Records about charts and figures
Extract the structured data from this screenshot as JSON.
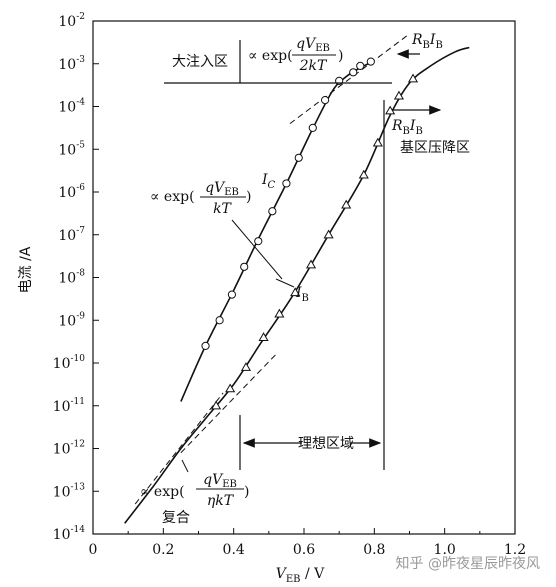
{
  "chart_data": {
    "type": "scatter",
    "title": "",
    "xlabel": "V_EB / V",
    "ylabel": "电流 /A",
    "xlim": [
      0,
      1.2
    ],
    "ylim_exp": [
      -14,
      -2
    ],
    "y_scale": "log",
    "grid": false,
    "x_ticks": [
      "0",
      "0.2",
      "0.4",
      "0.6",
      "0.8",
      "1.0",
      "1.2"
    ],
    "y_ticks": [
      {
        "base": "10",
        "exp": "-2"
      },
      {
        "base": "10",
        "exp": "-3"
      },
      {
        "base": "10",
        "exp": "-4"
      },
      {
        "base": "10",
        "exp": "-5"
      },
      {
        "base": "10",
        "exp": "-6"
      },
      {
        "base": "10",
        "exp": "-7"
      },
      {
        "base": "10",
        "exp": "-8"
      },
      {
        "base": "10",
        "exp": "-9"
      },
      {
        "base": "10",
        "exp": "-10"
      },
      {
        "base": "10",
        "exp": "-11"
      },
      {
        "base": "10",
        "exp": "-12"
      },
      {
        "base": "10",
        "exp": "-13"
      },
      {
        "base": "10",
        "exp": "-14"
      }
    ],
    "series": [
      {
        "name": "I_C",
        "marker": "circle",
        "points": [
          [
            0.32,
            -9.6
          ],
          [
            0.36,
            -9.0
          ],
          [
            0.395,
            -8.4
          ],
          [
            0.43,
            -7.75
          ],
          [
            0.47,
            -7.15
          ],
          [
            0.51,
            -6.45
          ],
          [
            0.55,
            -5.8
          ],
          [
            0.585,
            -5.2
          ],
          [
            0.625,
            -4.5
          ],
          [
            0.66,
            -3.85
          ],
          [
            0.7,
            -3.4
          ],
          [
            0.74,
            -3.2
          ],
          [
            0.76,
            -3.05
          ],
          [
            0.79,
            -2.95
          ]
        ],
        "curve": [
          [
            0.25,
            -10.9
          ],
          [
            0.32,
            -9.6
          ],
          [
            0.4,
            -8.3
          ],
          [
            0.47,
            -7.1
          ],
          [
            0.55,
            -5.8
          ],
          [
            0.62,
            -4.6
          ],
          [
            0.68,
            -3.65
          ],
          [
            0.72,
            -3.3
          ],
          [
            0.77,
            -3.05
          ],
          [
            0.8,
            -2.95
          ]
        ]
      },
      {
        "name": "I_B",
        "marker": "triangle",
        "points": [
          [
            0.35,
            -11.0
          ],
          [
            0.39,
            -10.6
          ],
          [
            0.435,
            -10.1
          ],
          [
            0.485,
            -9.4
          ],
          [
            0.53,
            -8.85
          ],
          [
            0.575,
            -8.35
          ],
          [
            0.62,
            -7.7
          ],
          [
            0.67,
            -7.0
          ],
          [
            0.72,
            -6.3
          ],
          [
            0.77,
            -5.6
          ],
          [
            0.81,
            -4.85
          ],
          [
            0.845,
            -4.1
          ],
          [
            0.87,
            -3.75
          ],
          [
            0.91,
            -3.35
          ]
        ],
        "curve": [
          [
            0.09,
            -13.75
          ],
          [
            0.17,
            -12.9
          ],
          [
            0.25,
            -12.0
          ],
          [
            0.32,
            -11.3
          ],
          [
            0.4,
            -10.5
          ],
          [
            0.48,
            -9.5
          ],
          [
            0.57,
            -8.4
          ],
          [
            0.67,
            -7.0
          ],
          [
            0.77,
            -5.6
          ],
          [
            0.845,
            -4.2
          ],
          [
            0.9,
            -3.45
          ],
          [
            0.96,
            -3.05
          ],
          [
            1.03,
            -2.72
          ],
          [
            1.07,
            -2.62
          ]
        ]
      }
    ],
    "asymptotes": [
      {
        "name": "ideal-base",
        "points": [
          [
            0.25,
            -12.1
          ],
          [
            0.52,
            -9.8
          ]
        ]
      },
      {
        "name": "recombination",
        "points": [
          [
            0.12,
            -13.3
          ],
          [
            0.37,
            -10.7
          ]
        ]
      },
      {
        "name": "high-injection-collector",
        "points": [
          [
            0.56,
            -4.4
          ],
          [
            0.9,
            -2.3
          ]
        ]
      }
    ],
    "annotations": {
      "high_injection": "大注入区",
      "high_injection_formula": "∝ exp(qV_EB / 2kT)",
      "rbib_top": "R_B I_B",
      "rbib_mid": "R_B I_B",
      "base_drop": "基区压降区",
      "ic_label": "I_C",
      "ib_label": "I_B",
      "exp_kt": "∝ exp(qV_EB / kT)",
      "ideal_region": "理想区域",
      "recomb_formula": "∝ exp(qV_EB / ηkT)",
      "recombination": "复合"
    },
    "watermark": "知乎 @昨夜星辰昨夜风"
  }
}
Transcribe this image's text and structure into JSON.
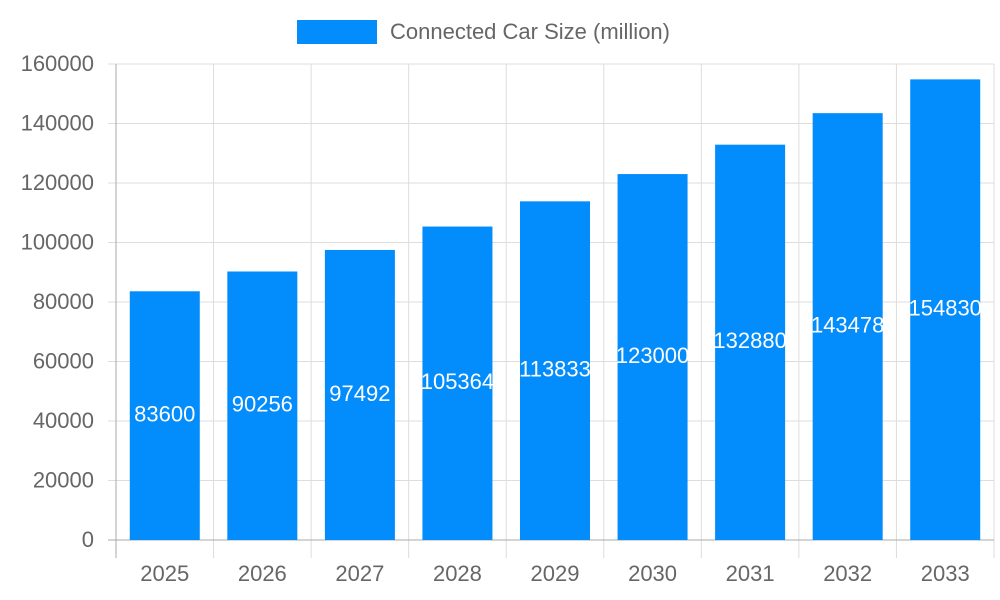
{
  "chart_data": {
    "type": "bar",
    "categories": [
      "2025",
      "2026",
      "2027",
      "2028",
      "2029",
      "2030",
      "2031",
      "2032",
      "2033"
    ],
    "series": [
      {
        "name": "Connected Car Size (million)",
        "color": "#038cfb",
        "values": [
          83600,
          90256,
          97492,
          105364,
          113833,
          123000,
          132880,
          143478,
          154830
        ]
      }
    ],
    "ylim": [
      0,
      160000
    ],
    "yticks": [
      0,
      20000,
      40000,
      60000,
      80000,
      100000,
      120000,
      140000,
      160000
    ],
    "grid": true,
    "legend": "top",
    "data_labels": true
  }
}
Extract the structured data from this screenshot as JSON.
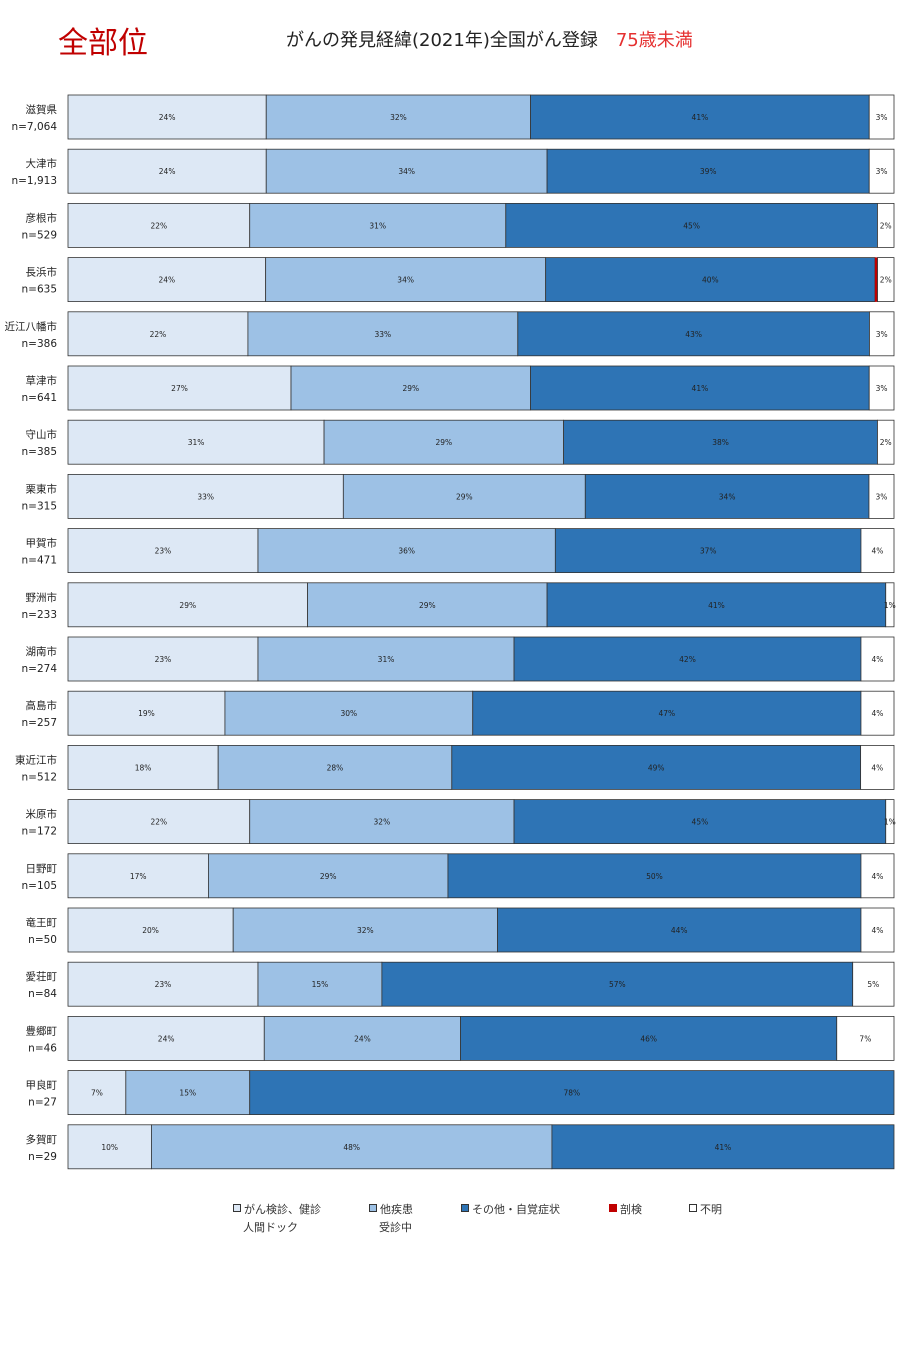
{
  "header": {
    "site_label": "全部位",
    "title": "がんの発見経緯(2021年)全国がん登録",
    "subtitle": "75歳未満"
  },
  "colors": {
    "screening": "#dde8f5",
    "other_disease": "#9dc1e5",
    "other_symptom": "#2e74b5",
    "autopsy": "#c00000",
    "unknown": "#ffffff",
    "border": "#333333",
    "title_accent": "#e53030"
  },
  "chart_data": {
    "type": "bar",
    "orientation": "horizontal",
    "stacked": "percent",
    "categories": [
      "滋賀県",
      "大津市",
      "彦根市",
      "長浜市",
      "近江八幡市",
      "草津市",
      "守山市",
      "栗東市",
      "甲賀市",
      "野洲市",
      "湖南市",
      "高島市",
      "東近江市",
      "米原市",
      "日野町",
      "竜王町",
      "愛荘町",
      "豊郷町",
      "甲良町",
      "多賀町"
    ],
    "n_labels": [
      "n=7,064",
      "n=1,913",
      "n=529",
      "n=635",
      "n=386",
      "n=641",
      "n=385",
      "n=315",
      "n=471",
      "n=233",
      "n=274",
      "n=257",
      "n=512",
      "n=172",
      "n=105",
      "n=50",
      "n=84",
      "n=46",
      "n=27",
      "n=29"
    ],
    "series": [
      {
        "name": "がん検診、健診\n人間ドック",
        "key": "screening",
        "values": [
          24,
          24,
          22,
          24,
          22,
          27,
          31,
          33,
          23,
          29,
          23,
          19,
          18,
          22,
          17,
          20,
          23,
          24,
          7,
          10
        ]
      },
      {
        "name": "他疾患\n受診中",
        "key": "other_disease",
        "values": [
          32,
          34,
          31,
          34,
          33,
          29,
          29,
          29,
          36,
          29,
          31,
          30,
          28,
          32,
          29,
          32,
          15,
          24,
          15,
          48
        ]
      },
      {
        "name": "その他・自覚症状",
        "key": "other_symptom",
        "values": [
          41,
          39,
          45,
          40,
          43,
          41,
          38,
          34,
          37,
          41,
          42,
          47,
          49,
          45,
          50,
          44,
          57,
          46,
          78,
          41
        ]
      },
      {
        "name": "剖検",
        "key": "autopsy",
        "values": [
          0,
          0,
          0,
          0.3,
          0,
          0,
          0,
          0,
          0,
          0,
          0,
          0,
          0,
          0,
          0,
          0,
          0,
          0,
          0,
          0
        ]
      },
      {
        "name": "不明",
        "key": "unknown",
        "values": [
          3,
          3,
          2,
          2,
          3,
          3,
          2,
          3,
          4,
          1,
          4,
          4,
          4,
          1,
          4,
          4,
          5,
          7,
          0,
          0
        ]
      }
    ],
    "xlim": [
      0,
      100
    ],
    "legend_position": "bottom",
    "grid": false
  }
}
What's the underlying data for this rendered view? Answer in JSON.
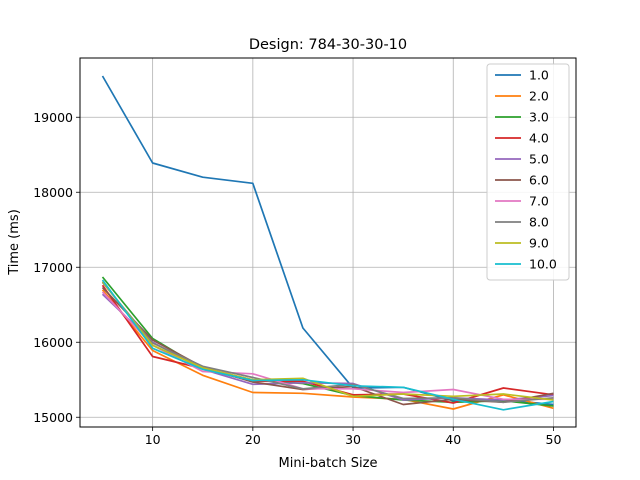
{
  "chart_data": {
    "type": "line",
    "title": "Design: 784-30-30-10",
    "xlabel": "Mini-batch Size",
    "ylabel": "Time (ms)",
    "xlim": [
      2.75,
      52.25
    ],
    "ylim": [
      14870,
      19790
    ],
    "xticks": [
      10,
      20,
      30,
      40,
      50
    ],
    "yticks": [
      15000,
      16000,
      17000,
      18000,
      19000
    ],
    "grid": true,
    "legend_position": "top-right",
    "x": [
      5,
      10,
      15,
      20,
      25,
      30,
      35,
      40,
      45,
      50
    ],
    "series": [
      {
        "name": "1.0",
        "color": "#1f77b4",
        "values": [
          19550,
          18390,
          18200,
          18120,
          16190,
          15390,
          15400,
          15220,
          15230,
          15170
        ]
      },
      {
        "name": "2.0",
        "color": "#ff7f0e",
        "values": [
          16700,
          15890,
          15560,
          15330,
          15320,
          15270,
          15240,
          15110,
          15300,
          15120
        ]
      },
      {
        "name": "3.0",
        "color": "#2ca02c",
        "values": [
          16870,
          16050,
          15650,
          15500,
          15450,
          15290,
          15230,
          15200,
          15220,
          15150
        ]
      },
      {
        "name": "4.0",
        "color": "#d62728",
        "values": [
          16760,
          15810,
          15650,
          15480,
          15480,
          15300,
          15310,
          15190,
          15390,
          15300
        ]
      },
      {
        "name": "5.0",
        "color": "#9467bd",
        "values": [
          16640,
          16000,
          15640,
          15440,
          15460,
          15450,
          15230,
          15260,
          15230,
          15290
        ]
      },
      {
        "name": "6.0",
        "color": "#8c564b",
        "values": [
          16730,
          16030,
          15670,
          15470,
          15370,
          15410,
          15170,
          15240,
          15200,
          15320
        ]
      },
      {
        "name": "7.0",
        "color": "#e377c2",
        "values": [
          16670,
          15960,
          15610,
          15580,
          15380,
          15380,
          15330,
          15370,
          15240,
          15240
        ]
      },
      {
        "name": "8.0",
        "color": "#7f7f7f",
        "values": [
          16800,
          15990,
          15680,
          15530,
          15380,
          15440,
          15250,
          15260,
          15200,
          15260
        ]
      },
      {
        "name": "9.0",
        "color": "#bcbd22",
        "values": [
          16810,
          15960,
          15660,
          15500,
          15520,
          15280,
          15310,
          15280,
          15310,
          15230
        ]
      },
      {
        "name": "10.0",
        "color": "#17becf",
        "values": [
          16830,
          15920,
          15640,
          15490,
          15500,
          15420,
          15400,
          15240,
          15100,
          15210
        ]
      }
    ]
  }
}
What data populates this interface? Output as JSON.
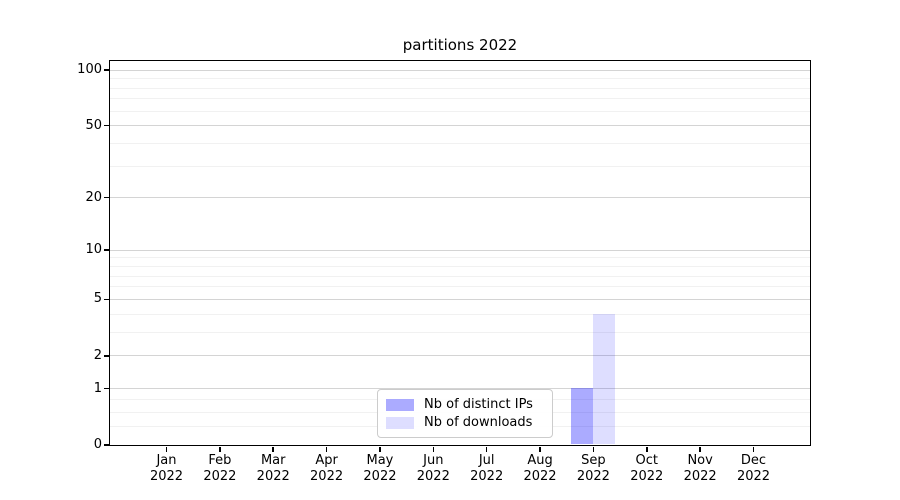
{
  "chart_data": {
    "type": "bar",
    "title": "partitions 2022",
    "categories": [
      "Jan 2022",
      "Feb 2022",
      "Mar 2022",
      "Apr 2022",
      "May 2022",
      "Jun 2022",
      "Jul 2022",
      "Aug 2022",
      "Sep 2022",
      "Oct 2022",
      "Nov 2022",
      "Dec 2022"
    ],
    "series": [
      {
        "name": "Nb of distinct IPs",
        "color": "rgba(0,0,255,0.33)",
        "values": [
          0,
          0,
          0,
          0,
          0,
          0,
          0,
          0,
          1,
          0,
          0,
          0
        ]
      },
      {
        "name": "Nb of downloads",
        "color": "rgba(0,0,255,0.13)",
        "values": [
          0,
          0,
          0,
          0,
          0,
          0,
          0,
          0,
          4,
          0,
          0,
          0
        ]
      }
    ],
    "xlabel": "",
    "ylabel": "",
    "yscale": "log1p",
    "ylim": [
      0,
      112
    ],
    "yticks": [
      0,
      1,
      2,
      5,
      10,
      20,
      50,
      100
    ],
    "minor_yticks": [
      0.25,
      0.5,
      0.75,
      3,
      4,
      6,
      7,
      8,
      9,
      30,
      40,
      60,
      70,
      80,
      90
    ],
    "grid": true,
    "legend_position": "lower center"
  },
  "colors": {
    "major_grid": "#d4d4d4",
    "minor_grid": "#f1f1f1",
    "axis": "#000000",
    "legend_border": "#cccccc",
    "background": "#ffffff"
  }
}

# REQUIRED TASK
Show the lines from the data above that contain the string "recombination".

# SOLUTION FOR THIS EXERCISE
        "name": "recombination",
      "recombination": "复合"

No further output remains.